STATED GOAL ▸ Below are some entries. Copy each line that holds the string "text".

RECORDS FOR PROCESSING ▸
#####
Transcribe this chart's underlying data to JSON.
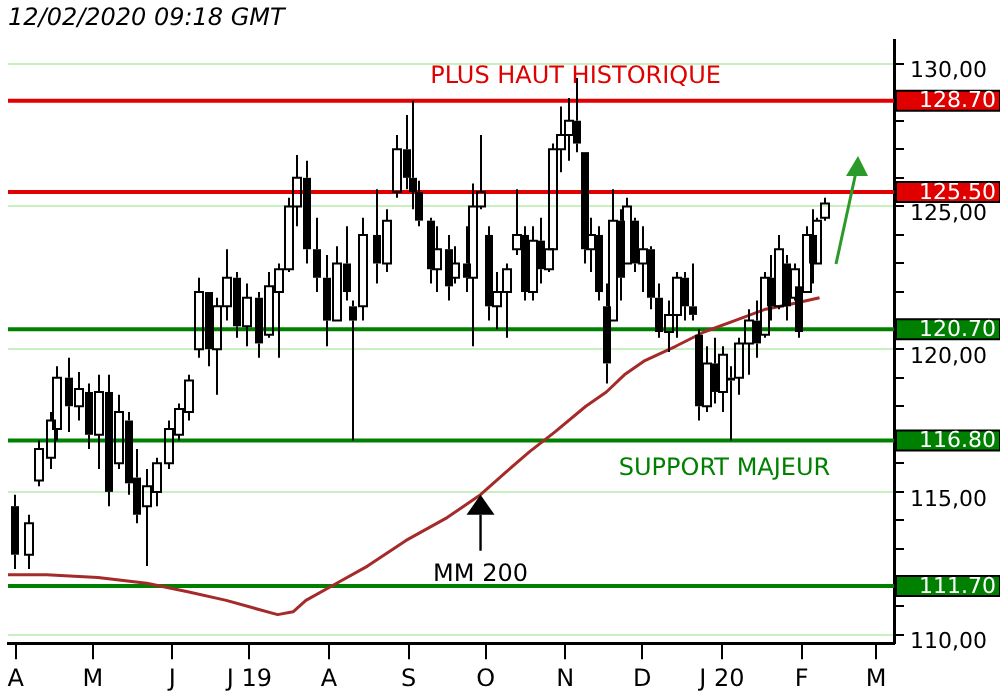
{
  "chart_data": {
    "type": "candlestick",
    "title": "12/02/2020 09:18 GMT",
    "series": [
      {
        "color": "#000000",
        "x": [
          "2019-03-31",
          "2019-04-06",
          "2019-04-10",
          "2019-04-14",
          "2019-04-17",
          "2019-04-21",
          "2019-04-25",
          "2019-04-29",
          "2019-05-03",
          "2019-05-07",
          "2019-05-11",
          "2019-05-15",
          "2019-05-18",
          "2019-05-22",
          "2019-05-26",
          "2019-05-30",
          "2019-06-03",
          "2019-06-07",
          "2019-06-11",
          "2019-06-15",
          "2019-06-18",
          "2019-06-22",
          "2019-06-26",
          "2019-06-30",
          "2019-07-04",
          "2019-07-08",
          "2019-07-12",
          "2019-07-16",
          "2019-07-19",
          "2019-07-23",
          "2019-07-27",
          "2019-07-31",
          "2019-08-04",
          "2019-08-08",
          "2019-08-10",
          "2019-08-14",
          "2019-08-19",
          "2019-08-23",
          "2019-08-27",
          "2019-08-31",
          "2019-09-02",
          "2019-09-05",
          "2019-09-09",
          "2019-09-12",
          "2019-09-16",
          "2019-09-19",
          "2019-09-23",
          "2019-09-26",
          "2019-09-29",
          "2019-10-02",
          "2019-10-05",
          "2019-10-09",
          "2019-10-13",
          "2019-10-16",
          "2019-10-19",
          "2019-10-22",
          "2019-10-25",
          "2019-10-27",
          "2019-10-30",
          "2019-11-02",
          "2019-11-05",
          "2019-11-08",
          "2019-11-11",
          "2019-11-14",
          "2019-11-17",
          "2019-11-19",
          "2019-11-22",
          "2019-11-25",
          "2019-11-28",
          "2019-12-01",
          "2019-12-04",
          "2019-12-07",
          "2019-12-11",
          "2019-12-14",
          "2019-12-17",
          "2019-12-20",
          "2019-12-23",
          "2019-12-26",
          "2019-12-29",
          "2020-01-01",
          "2020-01-04",
          "2020-01-07",
          "2020-01-11",
          "2020-01-14",
          "2020-01-17",
          "2020-01-20",
          "2020-01-23",
          "2020-01-26",
          "2020-01-29",
          "2020-01-31",
          "2020-02-03",
          "2020-02-05",
          "2020-02-07",
          "2020-02-10"
        ],
        "ohlc": [
          [
            114.5,
            114.9,
            112.3,
            112.8
          ],
          [
            112.8,
            114.2,
            112.3,
            113.9
          ],
          [
            115.4,
            116.8,
            115.2,
            116.5
          ],
          [
            116.2,
            117.8,
            115.8,
            117.5
          ],
          [
            117.2,
            119.4,
            116.8,
            119.0
          ],
          [
            119.0,
            119.7,
            117.1,
            118.0
          ],
          [
            118.0,
            119.2,
            117.5,
            118.6
          ],
          [
            118.5,
            118.8,
            116.5,
            117.0
          ],
          [
            117.0,
            119.1,
            115.8,
            118.5
          ],
          [
            118.5,
            119.1,
            114.5,
            115.0
          ],
          [
            116.0,
            118.4,
            115.8,
            117.8
          ],
          [
            117.5,
            117.8,
            114.9,
            115.3
          ],
          [
            115.5,
            116.5,
            113.9,
            114.2
          ],
          [
            114.5,
            115.8,
            112.4,
            115.2
          ],
          [
            115.0,
            116.2,
            114.5,
            116.0
          ],
          [
            116.0,
            117.5,
            115.8,
            117.2
          ],
          [
            117.0,
            118.1,
            116.8,
            117.9
          ],
          [
            117.8,
            119.1,
            117.5,
            118.9
          ],
          [
            120.0,
            122.5,
            119.7,
            122.0
          ],
          [
            122.0,
            122.0,
            119.4,
            120.0
          ],
          [
            120.0,
            121.8,
            118.4,
            121.5
          ],
          [
            121.5,
            123.5,
            121.0,
            122.5
          ],
          [
            122.5,
            122.7,
            120.4,
            120.8
          ],
          [
            120.8,
            122.3,
            120.1,
            121.8
          ],
          [
            121.8,
            122.0,
            119.7,
            120.2
          ],
          [
            120.5,
            122.7,
            120.4,
            122.2
          ],
          [
            122.0,
            123.0,
            119.7,
            122.8
          ],
          [
            122.8,
            125.3,
            122.7,
            125.0
          ],
          [
            125.0,
            126.8,
            124.3,
            126.0
          ],
          [
            126.0,
            126.6,
            123.0,
            123.5
          ],
          [
            123.5,
            124.6,
            122.0,
            122.5
          ],
          [
            122.5,
            123.3,
            120.1,
            121.0
          ],
          [
            121.0,
            123.6,
            121.0,
            123.0
          ],
          [
            123.0,
            124.3,
            121.7,
            122.0
          ],
          [
            121.5,
            121.7,
            116.8,
            121.0
          ],
          [
            121.5,
            124.6,
            121.0,
            124.0
          ],
          [
            124.0,
            125.6,
            122.3,
            123.0
          ],
          [
            123.0,
            124.9,
            122.7,
            124.5
          ],
          [
            125.5,
            127.5,
            125.3,
            127.0
          ],
          [
            127.0,
            128.2,
            125.6,
            126.0
          ],
          [
            126.0,
            128.7,
            124.9,
            125.5
          ],
          [
            125.5,
            125.9,
            124.3,
            124.5
          ],
          [
            124.5,
            124.6,
            122.3,
            122.8
          ],
          [
            122.8,
            124.3,
            122.0,
            123.5
          ],
          [
            123.5,
            124.0,
            121.7,
            122.2
          ],
          [
            122.5,
            123.6,
            122.3,
            123.0
          ],
          [
            123.0,
            124.3,
            122.0,
            122.5
          ],
          [
            122.5,
            125.8,
            120.1,
            125.0
          ],
          [
            125.0,
            127.5,
            124.9,
            125.5
          ],
          [
            124.0,
            124.3,
            121.0,
            121.5
          ],
          [
            121.5,
            122.7,
            120.7,
            122.0
          ],
          [
            122.0,
            123.0,
            120.4,
            122.8
          ],
          [
            123.5,
            125.6,
            123.3,
            124.0
          ],
          [
            124.0,
            124.3,
            121.7,
            122.0
          ],
          [
            122.0,
            124.3,
            121.7,
            123.8
          ],
          [
            123.8,
            124.6,
            122.3,
            122.8
          ],
          [
            122.8,
            124.3,
            122.7,
            123.5
          ],
          [
            123.5,
            127.2,
            123.3,
            127.0
          ],
          [
            127.0,
            128.5,
            126.2,
            127.5
          ],
          [
            127.5,
            128.8,
            126.6,
            128.0
          ],
          [
            128.0,
            129.5,
            126.9,
            127.2
          ],
          [
            126.9,
            126.9,
            123.0,
            123.5
          ],
          [
            123.5,
            124.6,
            122.7,
            124.0
          ],
          [
            124.0,
            124.3,
            121.7,
            122.0
          ],
          [
            121.5,
            122.3,
            118.8,
            119.5
          ],
          [
            121.0,
            125.6,
            121.0,
            124.5
          ],
          [
            124.5,
            124.9,
            121.7,
            122.5
          ],
          [
            123.0,
            125.3,
            123.0,
            125.0
          ],
          [
            124.5,
            124.6,
            122.7,
            123.0
          ],
          [
            123.0,
            124.3,
            122.0,
            123.5
          ],
          [
            123.5,
            123.6,
            121.4,
            121.8
          ],
          [
            121.8,
            122.3,
            120.4,
            120.6
          ],
          [
            120.6,
            121.7,
            119.9,
            121.2
          ],
          [
            121.2,
            122.7,
            120.4,
            122.5
          ],
          [
            122.5,
            122.7,
            121.0,
            121.5
          ],
          [
            121.5,
            123.0,
            121.0,
            121.2
          ],
          [
            120.5,
            120.7,
            117.5,
            118.0
          ],
          [
            118.0,
            120.1,
            117.8,
            119.5
          ],
          [
            119.5,
            120.4,
            118.1,
            118.5
          ],
          [
            118.5,
            120.1,
            117.8,
            119.8
          ],
          [
            119.0,
            119.4,
            116.8,
            118.9
          ],
          [
            119.0,
            120.4,
            118.4,
            120.2
          ],
          [
            120.2,
            121.4,
            119.1,
            121.0
          ],
          [
            121.0,
            121.7,
            119.7,
            120.2
          ],
          [
            120.5,
            122.7,
            120.4,
            122.5
          ],
          [
            122.5,
            123.3,
            121.0,
            121.5
          ],
          [
            121.5,
            124.0,
            121.4,
            123.5
          ],
          [
            123.0,
            123.3,
            121.0,
            121.5
          ],
          [
            121.8,
            123.0,
            121.7,
            122.8
          ],
          [
            122.2,
            122.3,
            120.4,
            120.6
          ],
          [
            122.0,
            124.3,
            122.0,
            124.0
          ],
          [
            124.0,
            124.9,
            122.3,
            123.0
          ],
          [
            123.0,
            124.6,
            123.0,
            124.5
          ],
          [
            124.6,
            125.3,
            124.5,
            125.1
          ]
        ]
      },
      {
        "type": "line",
        "color": "#a52a2a",
        "x": [
          "2019-03-29",
          "2019-04-13",
          "2019-05-03",
          "2019-05-22",
          "2019-06-07",
          "2019-06-22",
          "2019-07-04",
          "2019-07-12",
          "2019-07-18",
          "2019-07-23",
          "2019-08-04",
          "2019-08-16",
          "2019-08-31",
          "2019-09-16",
          "2019-09-29",
          "2019-10-09",
          "2019-10-18",
          "2019-10-28",
          "2019-11-09",
          "2019-11-17",
          "2019-11-24",
          "2019-12-02",
          "2019-12-14",
          "2019-12-25",
          "2020-01-06",
          "2020-01-18",
          "2020-01-29",
          "2020-02-08"
        ],
        "values": [
          112.1,
          112.1,
          112.0,
          111.8,
          111.5,
          111.2,
          110.9,
          110.7,
          110.8,
          111.2,
          111.8,
          112.4,
          113.3,
          114.1,
          114.9,
          115.7,
          116.4,
          117.1,
          118.0,
          118.5,
          119.1,
          119.6,
          120.1,
          120.6,
          121.0,
          121.4,
          121.6,
          121.8
        ]
      }
    ],
    "xlim": [
      "2019-03-29",
      "2020-03-08"
    ],
    "xticks": [
      {
        "value": "2019-04-01",
        "label": "A"
      },
      {
        "value": "2019-05-01",
        "label": "M"
      },
      {
        "value": "2019-06-01",
        "label": "J"
      },
      {
        "value": "2019-07-01",
        "label": "J 19"
      },
      {
        "value": "2019-08-01",
        "label": "A"
      },
      {
        "value": "2019-09-01",
        "label": "S"
      },
      {
        "value": "2019-10-01",
        "label": "O"
      },
      {
        "value": "2019-11-01",
        "label": "N"
      },
      {
        "value": "2019-12-01",
        "label": "D"
      },
      {
        "value": "2020-01-01",
        "label": "J 20"
      },
      {
        "value": "2020-02-01",
        "label": "F"
      },
      {
        "value": "2020-03-01",
        "label": "M"
      }
    ],
    "ylim": [
      109.7,
      130.8
    ],
    "yticks": [
      {
        "value": 110,
        "label": "110,00"
      },
      {
        "value": 111,
        "label": null
      },
      {
        "value": 112,
        "label": null
      },
      {
        "value": 113,
        "label": null
      },
      {
        "value": 114,
        "label": null
      },
      {
        "value": 115,
        "label": "115,00"
      },
      {
        "value": 116,
        "label": null
      },
      {
        "value": 117,
        "label": null
      },
      {
        "value": 118,
        "label": null
      },
      {
        "value": 119,
        "label": null
      },
      {
        "value": 120,
        "label": "120,00"
      },
      {
        "value": 121,
        "label": null
      },
      {
        "value": 122,
        "label": null
      },
      {
        "value": 123,
        "label": null
      },
      {
        "value": 124,
        "label": null
      },
      {
        "value": 125,
        "label": "125,00"
      },
      {
        "value": 126,
        "label": null
      },
      {
        "value": 127,
        "label": null
      },
      {
        "value": 128,
        "label": null
      },
      {
        "value": 129,
        "label": null
      },
      {
        "value": 130,
        "label": "130,00"
      }
    ],
    "ref_lines": [
      {
        "axis": "y",
        "value": 128.7,
        "label": "128.70",
        "color": "#e00000"
      },
      {
        "axis": "y",
        "value": 125.5,
        "label": "125.50",
        "color": "#e00000"
      },
      {
        "axis": "y",
        "value": 120.7,
        "label": "120.70",
        "color": "#008000"
      },
      {
        "axis": "y",
        "value": 116.8,
        "label": "116.80",
        "color": "#008000"
      },
      {
        "axis": "y",
        "value": 111.7,
        "label": "111.70",
        "color": "#008000"
      }
    ],
    "annotations": [
      {
        "text": "PLUS HAUT HISTORIQUE",
        "x": "2019-11-05",
        "y": 128.7
      },
      {
        "text": "SUPPORT MAJEUR",
        "x": "2020-01-02",
        "y": 116.8
      },
      {
        "text": "MM 200",
        "x": "2019-09-29",
        "y": 114.9
      }
    ],
    "grid": "y",
    "legend": false
  }
}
#####
TASK SOLUTION ▸
        "text": "PLUS HAUT HISTORIQUE",
        "text": "SUPPORT MAJEUR",
        "text": "MM 200",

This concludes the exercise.